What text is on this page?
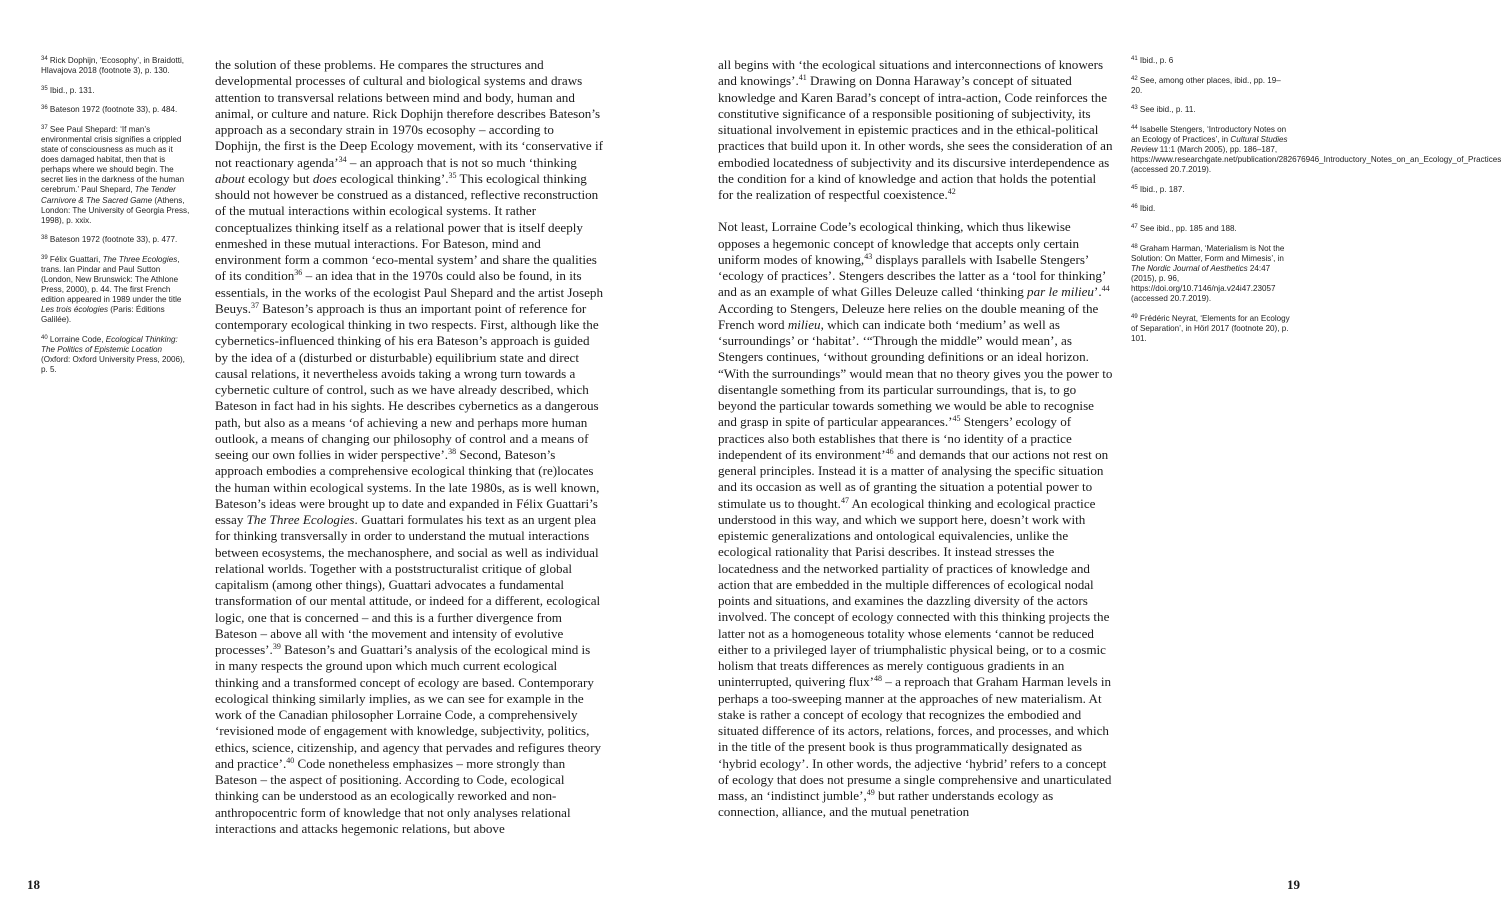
$^{34}$ Rick Dophijn, ‘Ecosophy’, in Braidotti, Hlavajova 2018 (footnote 3), p. 130.
$^{35}$ Ibid., p. 131.
$^{36}$ Bateson 1972 (footnote 33), p. 484.
$^{37}$ See Paul Shepard: ‘If man’s environmental crisis signifies a crippled state of consciousness as much as it does damaged habitat, then that is perhaps where we should begin. The secret lies in the darkness of the human cerebrum.’ Paul Shepard, The Tender Carnivore & The Sacred Game (Athens, London: The University of Georgia Press, 1998), p. xxix.
$^{38}$ Bateson 1972 (footnote 33), p. 477.
$^{39}$ Félix Guattari, The Three Ecologies, trans. Ian Pindar and Paul Sutton (London, New Brunswick: The Athlone Press, 2000), p. 44. The first French edition appeared in 1989 under the title Les trois écologies (Paris: Éditions Galilée).
$^{40}$ Lorraine Code, Ecological Thinking: The Politics of Epistemic Location (Oxford: Oxford University Press, 2006), p. 5.

the solution of these problems. He compares the structures and developmental processes of cultural and biological systems and draws attention to transversal relations between mind and body, human and animal, or culture and nature. Rick Dophijn therefore describes Bateson’s approach as a secondary strain in 1970s ecosophy – according to Dophijn, the first is the Deep Ecology movement, with its ‘conservative if not reactionary agenda’$^{34}$ – an approach that is not so much ‘thinking about ecology but does ecological thinking’.$^{35}$ This ecological thinking should not however be construed as a distanced, reflective reconstruction of the mutual interactions within ecological systems. It rather conceptualizes thinking itself as a relational power that is itself deeply enmeshed in these mutual interactions. For Bateson, mind and environment form a common ‘eco-mental system’ and share the qualities of its condition$^{36}$ – an idea that in the 1970s could also be found, in its essentials, in the works of the ecologist Paul Shepard and the artist Joseph Beuys.$^{37}$ Bateson’s approach is thus an important point of reference for contemporary ecological thinking in two respects. First, although like the cybernetics-influenced thinking of his era Bateson’s approach is guided by the idea of a (disturbed or disturbable) equilibrium state and direct causal relations, it nevertheless avoids taking a wrong turn towards a cybernetic culture of control, such as we have already described, which Bateson in fact had in his sights. He describes cybernetics as a dangerous path, but also as a means ‘of achieving a new and perhaps more human outlook, a means of changing our philosophy of control and a means of seeing our own follies in wider perspective’.$^{38}$ Second, Bateson’s approach embodies a comprehensive ecological thinking that (re)locates the human within ecological systems. In the late 1980s, as is well known, Bateson’s ideas were brought up to date and expanded in Félix Guattari’s essay The Three Ecologies. Guattari formulates his text as an urgent plea for thinking transversally in order to understand the mutual interactions between ecosystems, the mechanosphere, and social as well as individual relational worlds. Together with a poststructuralist critique of global capitalism (among other things), Guattari advocates a fundamental transformation of our mental attitude, or indeed for a different, ecological logic, one that is concerned – and this is a further divergence from Bateson – above all with ‘the movement and intensity of evolutive processes’.$^{39}$ Bateson’s and Guattari’s analysis of the ecological mind is in many respects the ground upon which much current ecological thinking and a transformed concept of ecology are based. Contemporary ecological thinking similarly implies, as we can see for example in the work of the Canadian philosopher Lorraine Code, a comprehensively ‘revisioned mode of engagement with knowledge, subjectivity, politics, ethics, science, citizenship, and agency that pervades and refigures theory and practice’.$^{40}$ Code nonetheless emphasizes – more strongly than Bateson – the aspect of positioning. According to Code, ecological thinking can be understood as an ecologically reworked and non-anthropocentric form of knowledge that not only analyses relational interactions and attacks hegemonic relations, but above

18

all begins with ‘the ecological situations and interconnections of knowers and knowings’.$^{41}$ Drawing on Donna Haraway’s concept of situated knowledge and Karen Barad’s concept of intra-action, Code reinforces the constitutive significance of a responsible positioning of subjectivity, its situational involvement in epistemic practices and in the ethical-political practices that build upon it. In other words, she sees the consideration of an embodied locatedness of subjectivity and its discursive interdependence as the condition for a kind of knowledge and action that holds the potential for the realization of respectful coexistence.$^{42}$

Not least, Lorraine Code’s ecological thinking, which thus likewise opposes a hegemonic concept of knowledge that accepts only certain uniform modes of knowing,$^{43}$ displays parallels with Isabelle Stengers’ ‘ecology of practices’. Stengers describes the latter as a ‘tool for thinking’ and as an example of what Gilles Deleuze called ‘thinking par le milieu’.$^{44}$ According to Stengers, Deleuze here relies on the double meaning of the French word milieu, which can indicate both ‘medium’ as well as ‘surroundings’ or ‘habitat’. ‘“Through the middle” would mean’, as Stengers continues, ‘without grounding definitions or an ideal horizon. “With the surroundings” would mean that no theory gives you the power to disentangle something from its particular surroundings, that is, to go beyond the particular towards something we would be able to recognise and grasp in spite of particular appearances.’$^{45}$ Stengers’ ecology of practices also both establishes that there is ‘no identity of a practice independent of its environment’$^{46}$ and demands that our actions not rest on general principles. Instead it is a matter of analysing the specific situation and its occasion as well as of granting the situation a potential power to stimulate us to thought.$^{47}$ An ecological thinking and ecological practice understood in this way, and which we support here, doesn’t work with epistemic generalizations and ontological equivalencies, unlike the ecological rationality that Parisi describes. It instead stresses the locatedness and the networked partiality of practices of knowledge and action that are embedded in the multiple differences of ecological nodal points and situations, and examines the dazzling diversity of the actors involved. The concept of ecology connected with this thinking projects the latter not as a homogeneous totality whose elements ‘cannot be reduced either to a privileged layer of triumphalistic physical being, or to a cosmic holism that treats differences as merely contiguous gradients in an uninterrupted, quivering flux’$^{48}$ – a reproach that Graham Harman levels in perhaps a too-sweeping manner at the approaches of new materialism. At stake is rather a concept of ecology that recognizes the embodied and situated difference of its actors, relations, forces, and processes, and which in the title of the present book is thus programmatically designated as ‘hybrid ecology’. In other words, the adjective ‘hybrid’ refers to a concept of ecology that does not presume a single comprehensive and unarticulated mass, an ‘indistinct jumble’,$^{49}$ but rather understands ecology as connection, alliance, and the mutual penetration

$^{41}$ Ibid., p. 6
$^{42}$ See, among other places, ibid., pp. 19–20.
$^{43}$ See ibid., p. 11.
$^{44}$ Isabelle Stengers, ‘Introductory Notes on an Ecology of Practices’, in Cultural Studies Review 11:1 (March 2005), pp. 186–187, https://www.researchgate.net/publication/282676946_Introductory_Notes_on_an_Ecology_of_Practices (accessed 20.7.2019).
$^{45}$ Ibid., p. 187.
$^{46}$ Ibid.
$^{47}$ See ibid., pp. 185 and 188.
$^{48}$ Graham Harman, ‘Materialism is Not the Solution: On Matter, Form and Mimesis’, in The Nordic Journal of Aesthetics 24:47 (2015), p. 96, https://doi.org/10.7146/nja.v24i47.23057 (accessed 20.7.2019).
$^{49}$ Frédéric Neyrat, ‘Elements for an Ecology of Separation’, in Hörl 2017 (footnote 20), p. 101.
19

= OBJECTIVE =
Repeat the records word for word. Any picture in them should be left out.

= OUTPUT OF THE EXERCISE =
What text is on this page?
$^{34}$ Rick Dophijn, ‘Ecosophy’, in Braidotti, Hlavajova 2018 (footnote 3), p. 130.
$^{35}$ Ibid., p. 131.
$^{36}$ Bateson 1972 (footnote 33), p. 484.
$^{37}$ See Paul Shepard: ‘If man’s environmental crisis signifies a crippled state of consciousness as much as it does damaged habitat, then that is perhaps where we should begin. The secret lies in the darkness of the human cerebrum.’ Paul Shepard, The Tender Carnivore & The Sacred Game (Athens, London: The University of Georgia Press, 1998), p. xxix.
$^{38}$ Bateson 1972 (footnote 33), p. 477.
$^{39}$ Félix Guattari, The Three Ecologies, trans. Ian Pindar and Paul Sutton (London, New Brunswick: The Athlone Press, 2000), p. 44. The first French edition appeared in 1989 under the title Les trois écologies (Paris: Éditions Galilée).
$^{40}$ Lorraine Code, Ecological Thinking: The Politics of Epistemic Location (Oxford: Oxford University Press, 2006), p. 5.

the solution of these problems. He compares the structures and developmental processes of cultural and biological systems and draws attention to transversal relations between mind and body, human and animal, or culture and nature. Rick Dophijn therefore describes Bateson’s approach as a secondary strain in 1970s ecosophy – according to Dophijn, the first is the Deep Ecology movement, with its ‘conservative if not reactionary agenda’$^{34}$ – an approach that is not so much ‘thinking about ecology but does ecological thinking’.$^{35}$ This ecological thinking should not however be construed as a distanced, reflective reconstruction of the mutual interactions within ecological systems. It rather conceptualizes thinking itself as a relational power that is itself deeply enmeshed in these mutual interactions. For Bateson, mind and environment form a common ‘eco-mental system’ and share the qualities of its condition$^{36}$ – an idea that in the 1970s could also be found, in its essentials, in the works of the ecologist Paul Shepard and the artist Joseph Beuys.$^{37}$ Bateson’s approach is thus an important point of reference for contemporary ecological thinking in two respects. First, although like the cybernetics-influenced thinking of his era Bateson’s approach is guided by the idea of a (disturbed or disturbable) equilibrium state and direct causal relations, it nevertheless avoids taking a wrong turn towards a cybernetic culture of control, such as we have already described, which Bateson in fact had in his sights. He describes cybernetics as a dangerous path, but also as a means ‘of achieving a new and perhaps more human outlook, a means of changing our philosophy of control and a means of seeing our own follies in wider perspective’.$^{38}$ Second, Bateson’s approach embodies a comprehensive ecological thinking that (re)locates the human within ecological systems. In the late 1980s, as is well known, Bateson’s ideas were brought up to date and expanded in Félix Guattari’s essay The Three Ecologies. Guattari formulates his text as an urgent plea for thinking transversally in order to understand the mutual interactions between ecosystems, the mechanosphere, and social as well as individual relational worlds. Together with a poststructuralist critique of global capitalism (among other things), Guattari advocates a fundamental transformation of our mental attitude, or indeed for a different, ecological logic, one that is concerned – and this is a further divergence from Bateson – above all with ‘the movement and intensity of evolutive processes’.$^{39}$ Bateson’s and Guattari’s analysis of the ecological mind is in many respects the ground upon which much current ecological thinking and a transformed concept of ecology are based. Contemporary ecological thinking similarly implies, as we can see for example in the work of the Canadian philosopher Lorraine Code, a comprehensively ‘revisioned mode of engagement with knowledge, subjectivity, politics, ethics, science, citizenship, and agency that pervades and refigures theory and practice’.$^{40}$ Code nonetheless emphasizes – more strongly than Bateson – the aspect of positioning. According to Code, ecological thinking can be understood as an ecologically reworked and non-anthropocentric form of knowledge that not only analyses relational interactions and attacks hegemonic relations, but above

18

all begins with ‘the ecological situations and interconnections of knowers and knowings’.$^{41}$ Drawing on Donna Haraway’s concept of situated knowledge and Karen Barad’s concept of intra-action, Code reinforces the constitutive significance of a responsible positioning of subjectivity, its situational involvement in epistemic practices and in the ethical-political practices that build upon it. In other words, she sees the consideration of an embodied locatedness of subjectivity and its discursive interdependence as the condition for a kind of knowledge and action that holds the potential for the realization of respectful coexistence.$^{42}$

Not least, Lorraine Code’s ecological thinking, which thus likewise opposes a hegemonic concept of knowledge that accepts only certain uniform modes of knowing,$^{43}$ displays parallels with Isabelle Stengers’ ‘ecology of practices’. Stengers describes the latter as a ‘tool for thinking’ and as an example of what Gilles Deleuze called ‘thinking par le milieu’.$^{44}$ According to Stengers, Deleuze here relies on the double meaning of the French word milieu, which can indicate both ‘medium’ as well as ‘surroundings’ or ‘habitat’. ‘“Through the middle” would mean’, as Stengers continues, ‘without grounding definitions or an ideal horizon. “With the surroundings” would mean that no theory gives you the power to disentangle something from its particular surroundings, that is, to go beyond the particular towards something we would be able to recognise and grasp in spite of particular appearances.’$^{45}$ Stengers’ ecology of practices also both establishes that there is ‘no identity of a practice independent of its environment’$^{46}$ and demands that our actions not rest on general principles. Instead it is a matter of analysing the specific situation and its occasion as well as of granting the situation a potential power to stimulate us to thought.$^{47}$ An ecological thinking and ecological practice understood in this way, and which we support here, doesn’t work with epistemic generalizations and ontological equivalencies, unlike the ecological rationality that Parisi describes. It instead stresses the locatedness and the networked partiality of practices of knowledge and action that are embedded in the multiple differences of ecological nodal points and situations, and examines the dazzling diversity of the actors involved. The concept of ecology connected with this thinking projects the latter not as a homogeneous totality whose elements ‘cannot be reduced either to a privileged layer of triumphalistic physical being, or to a cosmic holism that treats differences as merely contiguous gradients in an uninterrupted, quivering flux’$^{48}$ – a reproach that Graham Harman levels in perhaps a too-sweeping manner at the approaches of new materialism. At stake is rather a concept of ecology that recognizes the embodied and situated difference of its actors, relations, forces, and processes, and which in the title of the present book is thus programmatically designated as ‘hybrid ecology’. In other words, the adjective ‘hybrid’ refers to a concept of ecology that does not presume a single comprehensive and unarticulated mass, an ‘indistinct jumble’,$^{49}$ but rather understands ecology as connection, alliance, and the mutual penetration

$^{41}$ Ibid., p. 6
$^{42}$ See, among other places, ibid., pp. 19–20.
$^{43}$ See ibid., p. 11.
$^{44}$ Isabelle Stengers, ‘Introductory Notes on an Ecology of Practices’, in Cultural Studies Review 11:1 (March 2005), pp. 186–187, https://www.researchgate.net/publication/282676946_Introductory_Notes_on_an_Ecology_of_Practices (accessed 20.7.2019).
$^{45}$ Ibid., p. 187.
$^{46}$ Ibid.
$^{47}$ See ibid., pp. 185 and 188.
$^{48}$ Graham Harman, ‘Materialism is Not the Solution: On Matter, Form and Mimesis’, in The Nordic Journal of Aesthetics 24:47 (2015), p. 96, https://doi.org/10.7146/nja.v24i47.23057 (accessed 20.7.2019).
$^{49}$ Frédéric Neyrat, ‘Elements for an Ecology of Separation’, in Hörl 2017 (footnote 20), p. 101.
19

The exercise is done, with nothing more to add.